*Given data:*
-=-=-=-=-

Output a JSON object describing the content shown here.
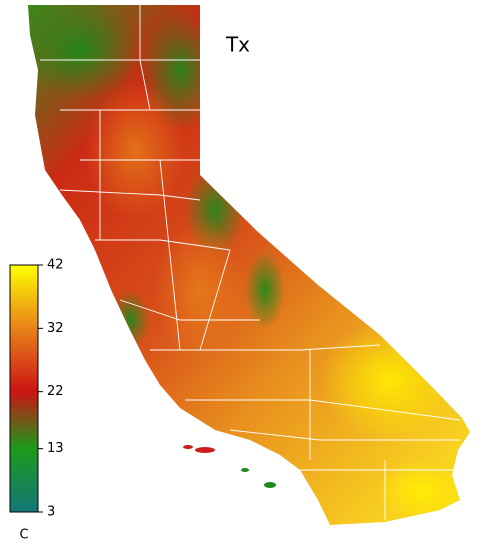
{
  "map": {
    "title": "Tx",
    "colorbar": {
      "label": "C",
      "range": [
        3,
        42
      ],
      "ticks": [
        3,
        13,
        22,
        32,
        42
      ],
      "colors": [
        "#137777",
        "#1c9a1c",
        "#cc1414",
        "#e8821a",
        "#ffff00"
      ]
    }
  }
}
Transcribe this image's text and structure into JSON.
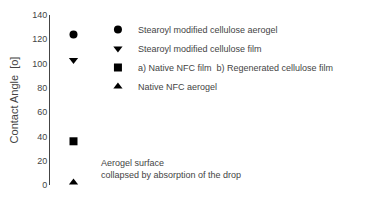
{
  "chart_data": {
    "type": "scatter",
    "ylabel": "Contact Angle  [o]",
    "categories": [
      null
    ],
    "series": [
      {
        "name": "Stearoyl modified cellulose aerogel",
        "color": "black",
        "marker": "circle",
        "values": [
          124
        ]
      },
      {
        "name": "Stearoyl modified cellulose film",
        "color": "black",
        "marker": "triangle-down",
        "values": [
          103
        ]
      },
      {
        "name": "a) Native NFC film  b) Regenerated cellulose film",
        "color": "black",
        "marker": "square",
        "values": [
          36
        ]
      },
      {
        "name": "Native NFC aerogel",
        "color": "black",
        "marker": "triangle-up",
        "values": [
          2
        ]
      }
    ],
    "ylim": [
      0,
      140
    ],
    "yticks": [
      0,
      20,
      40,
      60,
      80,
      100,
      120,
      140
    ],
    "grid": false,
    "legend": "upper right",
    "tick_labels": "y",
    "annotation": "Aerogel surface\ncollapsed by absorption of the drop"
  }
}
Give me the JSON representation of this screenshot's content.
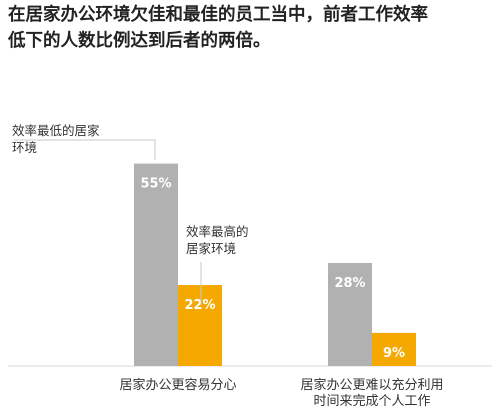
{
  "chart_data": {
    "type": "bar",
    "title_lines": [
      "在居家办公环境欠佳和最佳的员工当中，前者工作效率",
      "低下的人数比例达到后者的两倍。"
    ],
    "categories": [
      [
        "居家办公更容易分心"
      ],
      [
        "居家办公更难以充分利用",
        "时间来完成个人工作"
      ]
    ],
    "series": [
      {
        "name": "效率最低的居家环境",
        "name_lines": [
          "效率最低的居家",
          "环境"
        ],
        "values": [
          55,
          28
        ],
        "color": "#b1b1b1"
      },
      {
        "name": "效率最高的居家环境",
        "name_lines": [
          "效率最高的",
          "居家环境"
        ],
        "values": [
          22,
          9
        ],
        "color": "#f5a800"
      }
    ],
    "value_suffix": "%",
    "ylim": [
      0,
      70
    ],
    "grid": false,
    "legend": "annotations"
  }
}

-=-=-=-=-

*Exercise:* In the data above, find the line with "Give me the" and repeat it and every line after it through the end, exactly; leave the pictures out.

*Task result:*
Give me the JSON representation of this screenshot's content.
{
  "chart_data": {
    "type": "bar",
    "title_lines": [
      "在居家办公环境欠佳和最佳的员工当中，前者工作效率",
      "低下的人数比例达到后者的两倍。"
    ],
    "categories": [
      [
        "居家办公更容易分心"
      ],
      [
        "居家办公更难以充分利用",
        "时间来完成个人工作"
      ]
    ],
    "series": [
      {
        "name": "效率最低的居家环境",
        "name_lines": [
          "效率最低的居家",
          "环境"
        ],
        "values": [
          55,
          28
        ],
        "color": "#b1b1b1"
      },
      {
        "name": "效率最高的居家环境",
        "name_lines": [
          "效率最高的",
          "居家环境"
        ],
        "values": [
          22,
          9
        ],
        "color": "#f5a800"
      }
    ],
    "value_suffix": "%",
    "ylim": [
      0,
      70
    ],
    "grid": false,
    "legend": "annotations"
  }
}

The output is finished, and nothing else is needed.